# Boyz! Ballroom dancing...would you, did you..why?



## notperfectanymore (Mar 1, 2012)

Just curious how many men here have ever went to Ballroom dancing lessons with the wife. Why? Why not? Fun? Bad idea?

Just curious....thanx!


----------



## Deejo (May 20, 2008)

Dance lessons with my ex prior to our marriage. Very enjoyable. Very bonding. Very sexy.

I'd do it solo in a heartbeat if there were a studio within 20 miles of me.


----------



## Dad&Hubby (Aug 14, 2012)

Took some swing dance lessons with the wife before our wedding. Wish we had the time and money to go do the ball room dancing lessons with her, and NO you can't cut in LOL. That's more from my wife than me.

She had a lot more jealous reactions during the lessons than me LOL. She let herself slip once, I had a little chest hair showing out of the top of my shirt (I'm not hairy but I got this little tuft there) and the instructor was teaching the women to look at a specific spot at the base of the neck, top of the chest. I was paired with this 18-22 year old girl at the time. My wife yelled out. "That's my tuft of hair". She didn't intend to say it out loud. Best color of red AND definitely an ego boost moment.


----------



## In_The_Wind (Feb 17, 2012)

My wife wants to do this and I would be up for it however she just started her masters degree program so its gonna have to wait I can see were it would be a bonding experience and fun


----------



## Faithful Wife (Oct 31, 2012)

I've been dancing my whole life, many different types of dance, including ballroom. I love it!

Learning ANY kind of lead-follow dance can help a couple to truly understand the lead-follow dynamic in a male-female relationship. If ballroom isn't your thing (ballroom = waltz, foxtrot, rumba and a few others), then go for salsa, east coast swing or west coast swing (two entirely different dances with different music), or Argentine tango.


----------



## Caribbean Man (Jun 3, 2012)

I've always wanted to learn ballroom dancing.

The problem is the time.

But we did do some Latin dance classes together though.


----------



## Homemaker_Numero_Uno (Jan 18, 2011)

Dancing is a priority activity in my house. Have tried to go without it but that didn't fly. I do Argentine Tango as it's a bit more open-ended with regard to how much you can do with what you learn, not a canned program but more like taking art lessons. Once you have the basics down you're good, you can improv, and you definitely connect more as a couple, and can take it to clubs very easily for practice and a fun night out. 

I met my Sweetie at ballroom dance, we danced together for almost a year before dating seriously, then he had a serious brain hemorrhage and that really sucked. 

Dancing is a fun activity, you can take Latin dance or Swing, you don't have to sign up for a course, you can usually find a place that offers an intro lesson, like at a restaurant (Mexican, for example) and then has some dancing afterwards along with dinner. I've taken my kids to Cuban dance night a couple times and it was loads of fun. For $60 we ate, drank and danced til nearly midnight, then drove home under the moon.

### EXCERPTED DATA:

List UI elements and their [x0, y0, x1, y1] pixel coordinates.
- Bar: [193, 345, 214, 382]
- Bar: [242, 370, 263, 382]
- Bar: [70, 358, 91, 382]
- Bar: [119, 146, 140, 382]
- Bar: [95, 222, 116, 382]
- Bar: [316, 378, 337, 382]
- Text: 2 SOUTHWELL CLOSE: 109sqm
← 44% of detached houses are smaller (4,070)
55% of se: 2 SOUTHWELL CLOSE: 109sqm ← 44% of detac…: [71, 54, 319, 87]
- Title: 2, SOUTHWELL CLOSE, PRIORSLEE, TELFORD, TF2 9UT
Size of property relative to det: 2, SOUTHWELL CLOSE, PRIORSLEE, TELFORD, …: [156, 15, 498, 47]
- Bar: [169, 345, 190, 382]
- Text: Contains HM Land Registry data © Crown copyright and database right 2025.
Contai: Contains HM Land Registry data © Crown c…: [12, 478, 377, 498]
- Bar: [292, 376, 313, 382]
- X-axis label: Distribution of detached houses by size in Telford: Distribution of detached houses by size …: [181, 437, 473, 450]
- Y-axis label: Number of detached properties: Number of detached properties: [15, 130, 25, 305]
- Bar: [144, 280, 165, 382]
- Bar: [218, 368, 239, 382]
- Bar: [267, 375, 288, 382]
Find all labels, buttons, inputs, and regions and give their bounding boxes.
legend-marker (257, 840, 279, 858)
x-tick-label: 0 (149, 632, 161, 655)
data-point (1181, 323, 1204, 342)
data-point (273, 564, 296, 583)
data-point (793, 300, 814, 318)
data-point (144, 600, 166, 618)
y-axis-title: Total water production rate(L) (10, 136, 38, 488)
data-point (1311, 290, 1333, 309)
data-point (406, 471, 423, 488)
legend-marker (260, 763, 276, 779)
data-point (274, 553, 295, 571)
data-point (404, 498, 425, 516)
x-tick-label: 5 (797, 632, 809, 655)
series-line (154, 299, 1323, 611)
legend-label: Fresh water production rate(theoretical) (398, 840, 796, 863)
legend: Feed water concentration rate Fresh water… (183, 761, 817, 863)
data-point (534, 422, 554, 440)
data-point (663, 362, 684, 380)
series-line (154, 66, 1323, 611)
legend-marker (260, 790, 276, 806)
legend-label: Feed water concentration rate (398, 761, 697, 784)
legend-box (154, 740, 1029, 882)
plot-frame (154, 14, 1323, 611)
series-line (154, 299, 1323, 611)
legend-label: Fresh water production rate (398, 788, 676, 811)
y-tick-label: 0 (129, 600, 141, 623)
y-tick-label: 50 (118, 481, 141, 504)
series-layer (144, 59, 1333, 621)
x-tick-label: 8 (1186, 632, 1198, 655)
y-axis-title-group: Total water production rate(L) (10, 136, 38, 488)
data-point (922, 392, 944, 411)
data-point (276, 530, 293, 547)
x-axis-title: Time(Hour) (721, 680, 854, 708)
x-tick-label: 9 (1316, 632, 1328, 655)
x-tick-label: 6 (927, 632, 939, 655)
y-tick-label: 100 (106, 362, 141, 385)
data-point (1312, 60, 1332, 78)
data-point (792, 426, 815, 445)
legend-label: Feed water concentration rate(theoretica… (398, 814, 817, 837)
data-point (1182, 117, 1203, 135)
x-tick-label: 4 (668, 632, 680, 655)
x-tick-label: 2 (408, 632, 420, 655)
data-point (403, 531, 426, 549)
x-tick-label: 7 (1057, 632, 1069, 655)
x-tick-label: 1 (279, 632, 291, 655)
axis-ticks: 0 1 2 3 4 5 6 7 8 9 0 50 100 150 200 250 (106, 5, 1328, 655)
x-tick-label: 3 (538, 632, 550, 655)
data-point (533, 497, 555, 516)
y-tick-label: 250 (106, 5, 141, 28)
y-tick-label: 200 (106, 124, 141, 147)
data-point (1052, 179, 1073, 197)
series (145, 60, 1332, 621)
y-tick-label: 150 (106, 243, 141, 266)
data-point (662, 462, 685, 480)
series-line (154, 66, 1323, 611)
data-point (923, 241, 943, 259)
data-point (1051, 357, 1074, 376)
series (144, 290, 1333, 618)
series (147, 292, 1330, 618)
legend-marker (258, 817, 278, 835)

### INSTRUCTION:
Please quote the ballroom dancing thread word for word, starting at "I've been dancing" and ending at "or Argentine tango.". The records come from a different source than the ballroom dancing thread.

### EXPECTED OUTPUT:
I've been dancing my whole life, many different types of dance, including ballroom. I love it!

Learning ANY kind of lead-follow dance can help a couple to truly understand the lead-follow dynamic in a male-female relationship. If ballroom isn't your thing (ballroom = waltz, foxtrot, rumba and a few others), then go for salsa, east coast swing or west coast swing (two entirely different dances with different music), or Argentine tango.